- **SUPPLIED RECORDS**
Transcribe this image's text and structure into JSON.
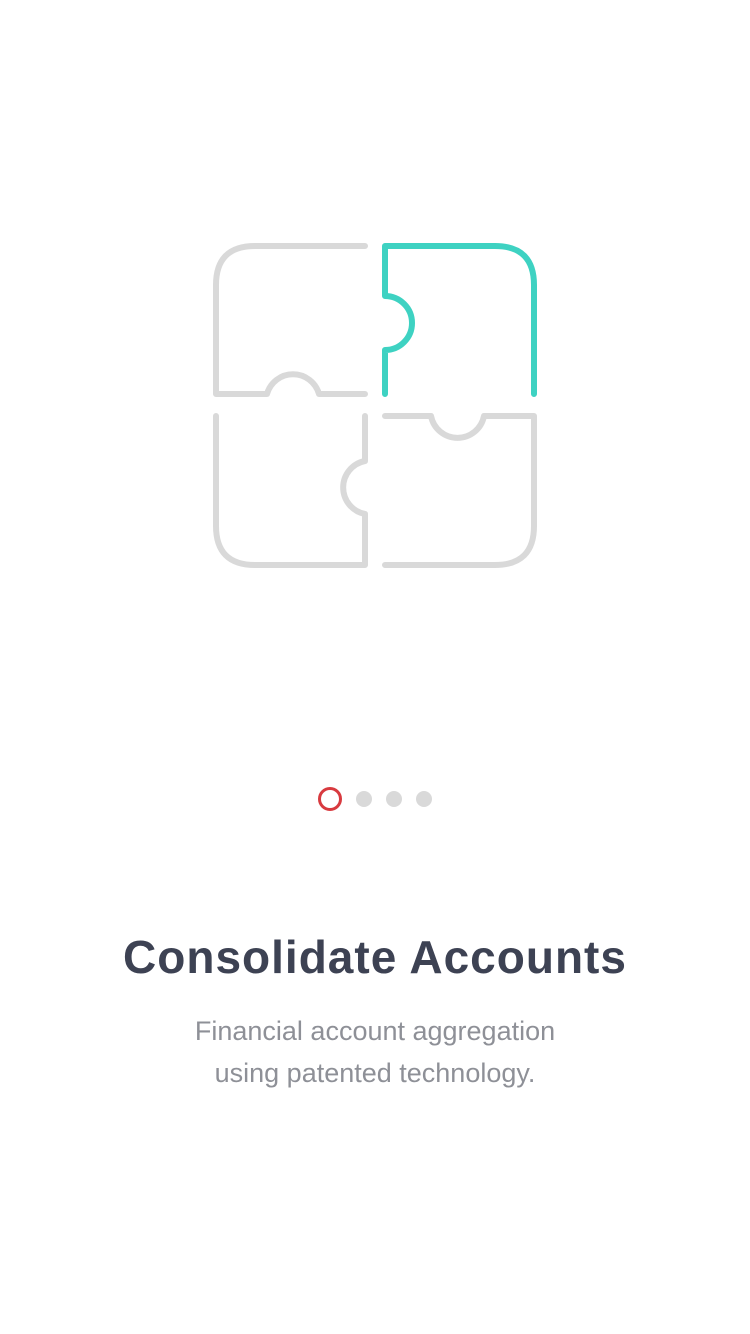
{
  "colors": {
    "background": "#ffffff",
    "accent_teal": "#3ed2c2",
    "inactive_gray": "#d9d9d9",
    "active_dot_red": "#d83a3f",
    "title_text": "#3d4253",
    "subtitle_text": "#8e9097"
  },
  "illustration": {
    "icon": "puzzle-icon",
    "highlighted_piece": "top-right"
  },
  "pager": {
    "total": 4,
    "active_index": 0
  },
  "onboarding": {
    "title": "Consolidate Accounts",
    "subtitle_line1": "Financial account aggregation",
    "subtitle_line2": "using patented technology."
  }
}
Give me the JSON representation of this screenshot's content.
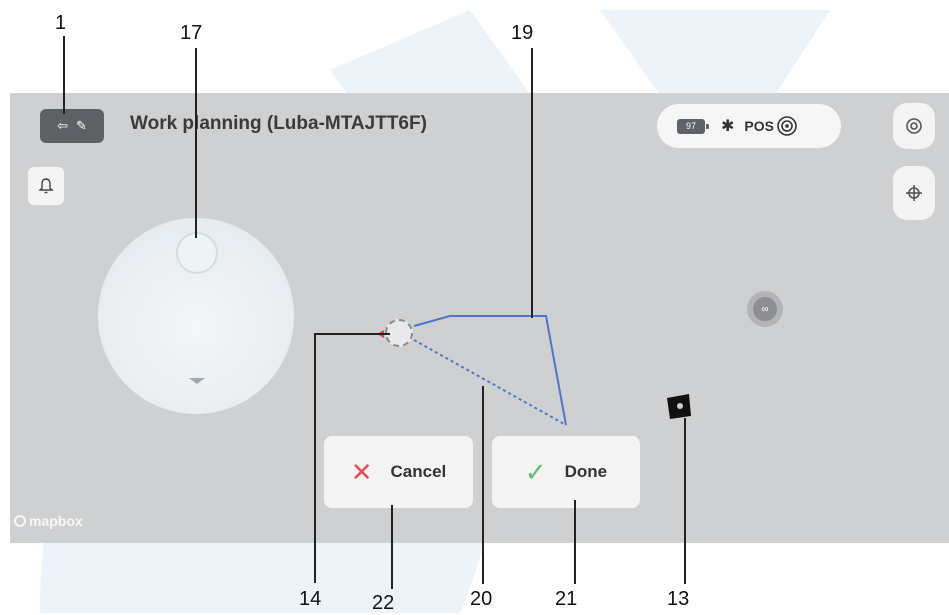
{
  "callouts": {
    "n1": "1",
    "n17": "17",
    "n19": "19",
    "n14": "14",
    "n22": "22",
    "n20": "20",
    "n21": "21",
    "n13": "13"
  },
  "header": {
    "title": "Work planning (Luba-MTAJTT6F)",
    "battery_level": "97",
    "pos_label": "POS"
  },
  "icons": {
    "back_edit": "exit-edit-icon",
    "bell": "bell-icon",
    "settings": "settings-icon",
    "locate": "locate-icon",
    "bluetooth": "bluetooth-icon",
    "pos_signal": "pos-signal-icon",
    "robot": "robot-marker-icon",
    "charging_station": "charging-station-icon"
  },
  "buttons": {
    "cancel_label": "Cancel",
    "done_label": "Done"
  },
  "map": {
    "attribution": "mapbox"
  },
  "colors": {
    "screen_bg": "#cfd0d1",
    "path_blue": "#4a78c9",
    "cancel_red": "#e05252",
    "done_green": "#5fbf6a",
    "watermark": "#d9ecf7"
  }
}
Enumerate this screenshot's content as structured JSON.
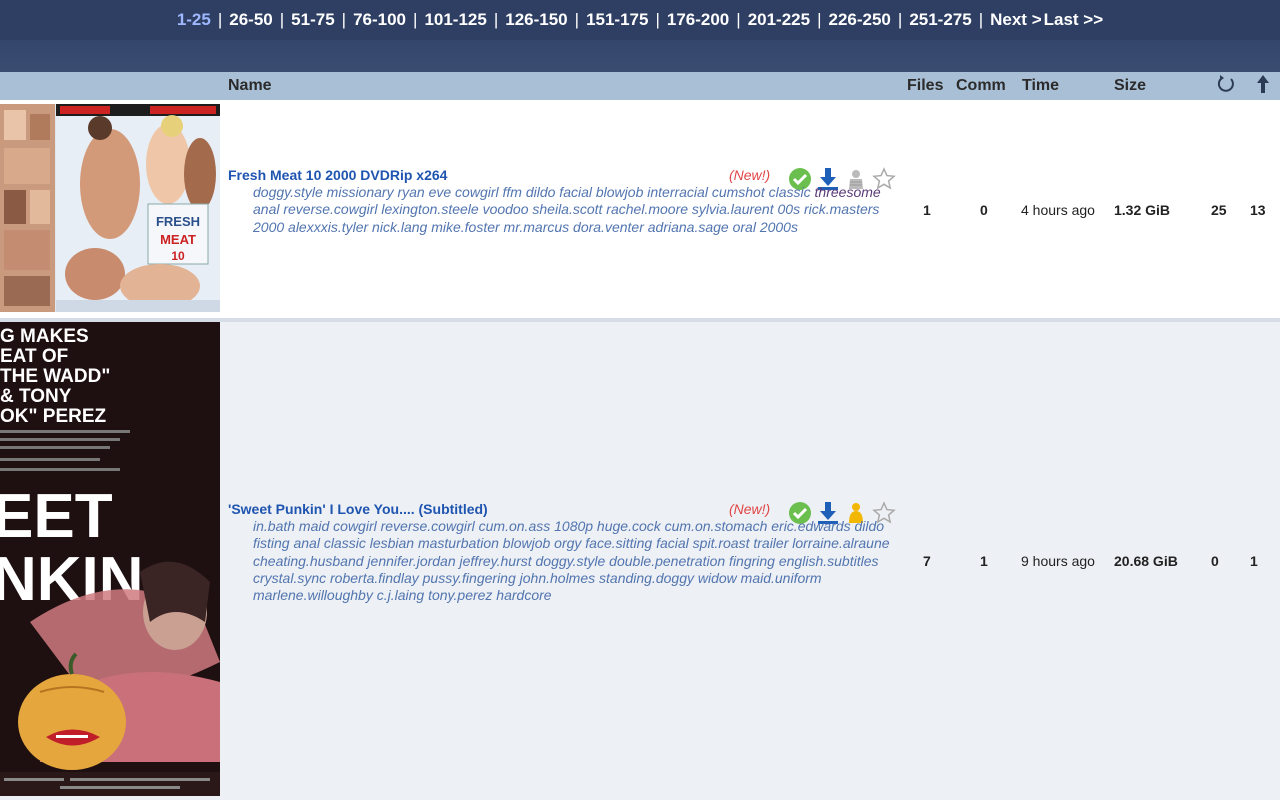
{
  "pagination": {
    "pages": [
      "1-25",
      "26-50",
      "51-75",
      "76-100",
      "101-125",
      "126-150",
      "151-175",
      "176-200",
      "201-225",
      "226-250",
      "251-275"
    ],
    "current": "1-25",
    "next": "Next >",
    "last": "Last >>",
    "separator": "|"
  },
  "table": {
    "headers": {
      "name": "Name",
      "files": "Files",
      "comm": "Comm",
      "time": "Time",
      "size": "Size"
    },
    "refresh_icon": "refresh-icon",
    "upload_icon": "arrow-up-icon"
  },
  "rows": [
    {
      "title": "Fresh Meat 10 2000 DVDRip x264",
      "new": "(New!)",
      "tags_before": "doggy.style missionary ryan eve cowgirl ffm dildo facial blowjob interracial cumshot classic ",
      "tag_highlight": "threesome",
      "tags_after": " anal reverse.cowgirl lexington.steele voodoo sheila.scott rachel.moore sylvia.laurent 00s rick.masters 2000 alexxxis.tyler nick.lang mike.foster mr.marcus dora.venter adriana.sage oral 2000s",
      "files": "1",
      "comm": "0",
      "time": "4 hours ago",
      "size": "1.32 GiB",
      "seeders": "25",
      "leechers": "13",
      "cover_text": "FRESH MEAT 10"
    },
    {
      "title": "'Sweet Punkin' I Love You.... (Subtitled)",
      "new": "(New!)",
      "tags": "in.bath maid cowgirl reverse.cowgirl cum.on.ass 1080p huge.cock cum.on.stomach eric.edwards dildo fisting anal classic lesbian masturbation blowjob orgy face.sitting facial spit.roast trailer lorraine.alraune cheating.husband jennifer.jordan jeffrey.hurst doggy.style double.penetration fingring english.subtitles crystal.sync roberta.findlay pussy.fingering john.holmes standing.doggy widow maid.uniform marlene.willoughby c.j.laing tony.perez hardcore",
      "files": "7",
      "comm": "1",
      "time": "9 hours ago",
      "size": "20.68 GiB",
      "seeders": "0",
      "leechers": "1",
      "poster_lines": [
        "G MAKES",
        "EAT OF",
        "THE WADD\"",
        "& TONY",
        "OK\" PEREZ"
      ],
      "poster_title": [
        "EET",
        "NKIN"
      ]
    }
  ],
  "colors": {
    "header_bg": "#2e3f63",
    "table_header_bg": "#a9bfd6",
    "title_link": "#1f55b0",
    "new_tag": "#e04646",
    "tags": "#5275b0"
  }
}
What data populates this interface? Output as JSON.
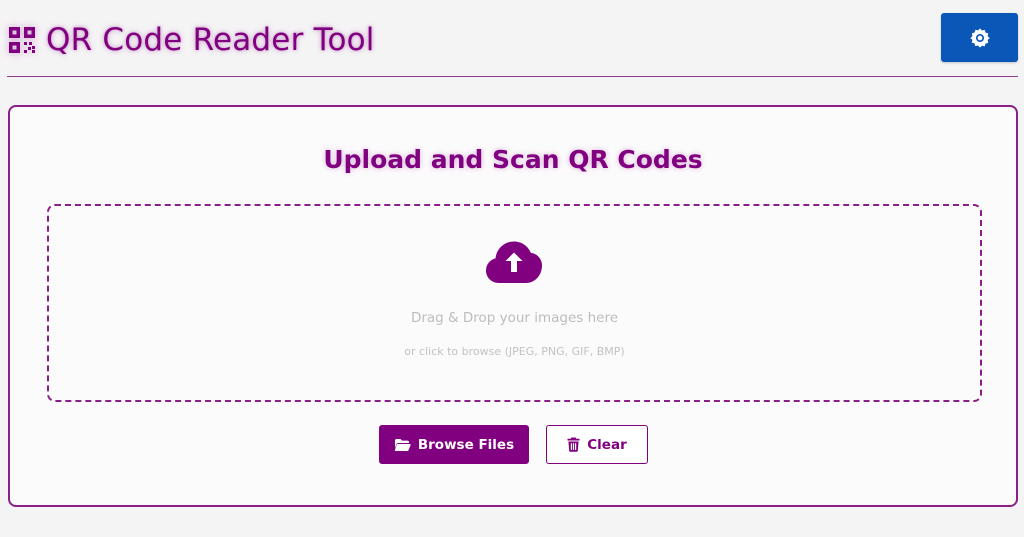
{
  "header": {
    "title": "QR Code Reader Tool",
    "icon": "qrcode-icon",
    "settings_icon": "gear-icon"
  },
  "main": {
    "title": "Upload and Scan QR Codes",
    "dropzone": {
      "icon": "cloud-upload-icon",
      "primary_text": "Drag & Drop your images here",
      "secondary_text": "or click to browse (JPEG, PNG, GIF, BMP)"
    },
    "buttons": {
      "browse_label": "Browse Files",
      "browse_icon": "folder-open-icon",
      "clear_label": "Clear",
      "clear_icon": "trash-icon"
    }
  },
  "colors": {
    "brand": "#800080",
    "settings_button": "#0b57b8",
    "background": "#f5f4f5"
  }
}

- **PROMPT**
Check every line of the data above for the string "background", and copy those that have it.

- **SOLVED PROBLEM**
    "background": "#ffffff",
    "background": "#f5f4f5"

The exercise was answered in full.